Stored items

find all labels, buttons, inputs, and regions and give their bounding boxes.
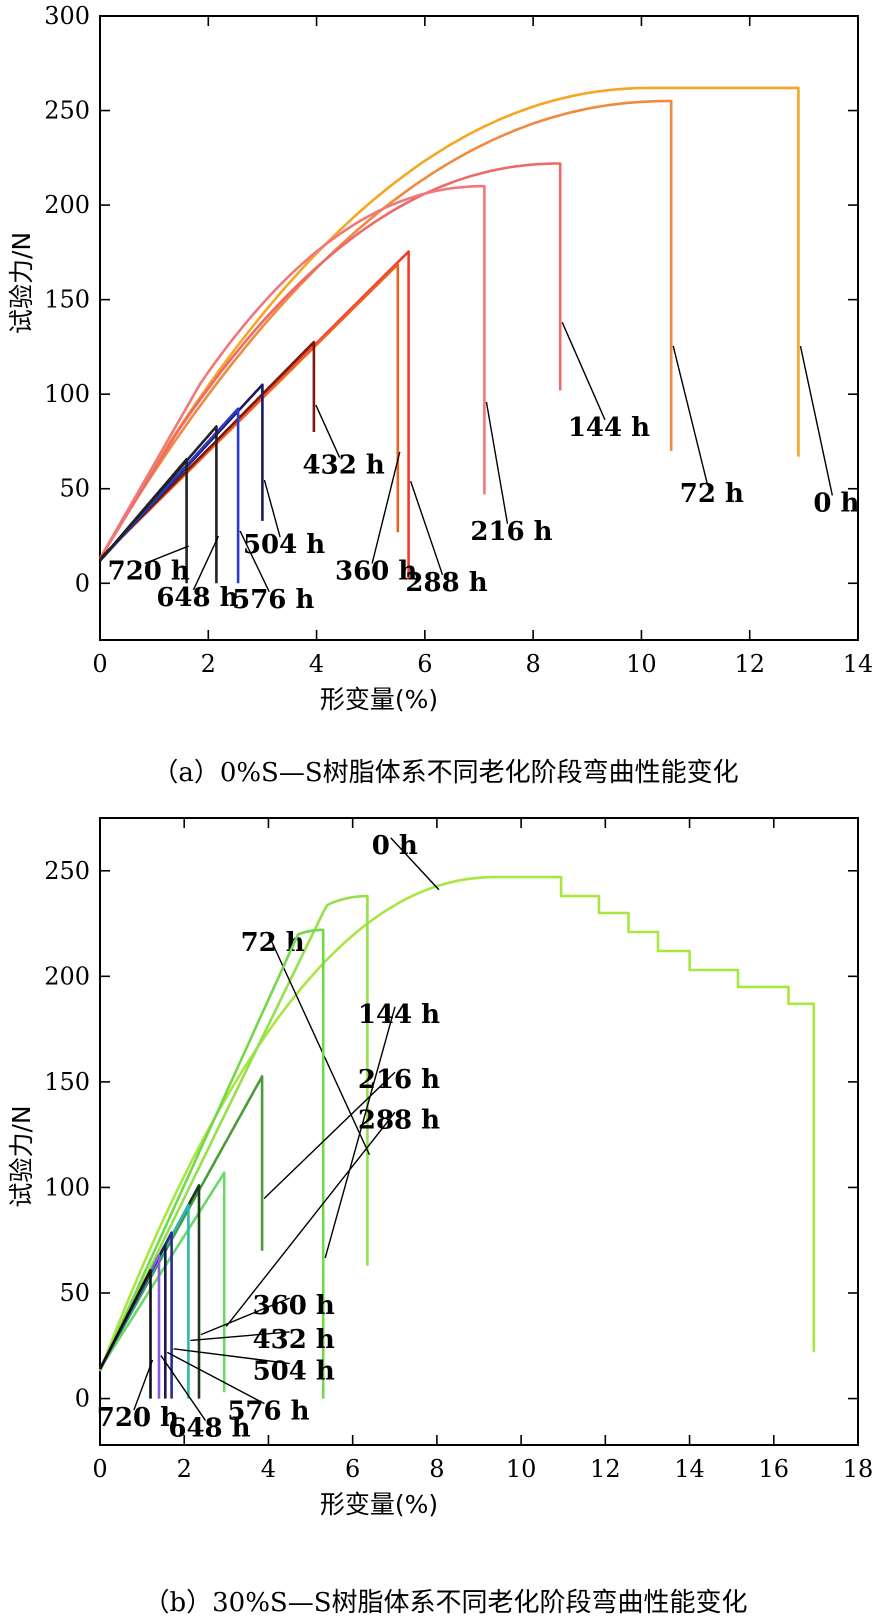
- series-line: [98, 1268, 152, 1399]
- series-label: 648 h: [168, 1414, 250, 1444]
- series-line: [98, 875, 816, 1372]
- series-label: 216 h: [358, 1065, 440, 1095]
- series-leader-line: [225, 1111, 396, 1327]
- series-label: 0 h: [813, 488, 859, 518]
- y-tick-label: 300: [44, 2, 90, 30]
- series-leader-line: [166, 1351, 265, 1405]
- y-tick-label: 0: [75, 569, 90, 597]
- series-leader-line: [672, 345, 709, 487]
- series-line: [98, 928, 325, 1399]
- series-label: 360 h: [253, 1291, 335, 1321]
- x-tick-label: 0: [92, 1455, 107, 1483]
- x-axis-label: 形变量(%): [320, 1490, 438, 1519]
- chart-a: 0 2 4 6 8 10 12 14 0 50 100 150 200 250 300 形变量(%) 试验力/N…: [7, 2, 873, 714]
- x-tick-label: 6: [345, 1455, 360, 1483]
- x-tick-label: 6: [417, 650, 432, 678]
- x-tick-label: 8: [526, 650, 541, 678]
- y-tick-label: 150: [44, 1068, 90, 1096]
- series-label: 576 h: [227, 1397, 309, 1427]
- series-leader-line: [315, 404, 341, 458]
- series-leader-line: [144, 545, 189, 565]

**Directive:** Convert the records into a JSON list of strings with one string per line, skipping any blank lines. Leave the pictures out.

**Response below:**
[
  "find all labels, buttons, inputs, and regions and give their bounding boxes.",
  "- series-line: [98, 1268, 152, 1399]",
  "- series-label: 648 h: [168, 1414, 250, 1444]",
  "- series-line: [98, 875, 816, 1372]",
  "- series-label: 216 h: [358, 1065, 440, 1095]",
  "- series-leader-line: [225, 1111, 396, 1327]",
  "- series-label: 0 h: [813, 488, 859, 518]",
  "- y-tick-label: 300: [44, 2, 90, 30]",
  "- series-leader-line: [166, 1351, 265, 1405]",
  "- y-tick-label: 0: [75, 569, 90, 597]",
  "- series-leader-line: [672, 345, 709, 487]",
  "- series-line: [98, 928, 325, 1399]",
  "- series-label: 360 h: [253, 1291, 335, 1321]",
  "- x-tick-label: 0: [92, 1455, 107, 1483]",
  "- x-axis-label: 形变量(%): [320, 1490, 438, 1519]",
  "- chart-a: 0 2 4 6 8 10 12 14 0 50 100 150 200 250 300 形变量(%) 试验力/N…: [7, 2, 873, 714]",
  "- x-tick-label: 6: [345, 1455, 360, 1483]",
  "- x-tick-label: 6: [417, 650, 432, 678]",
  "- x-tick-label: 8: [526, 650, 541, 678]",
  "- y-tick-label: 150: [44, 1068, 90, 1096]",
  "- series-label: 576 h: [227, 1397, 309, 1427]",
  "- series-leader-line: [315, 404, 341, 458]",
  "- series-leader-line: [144, 545, 189, 565]"
]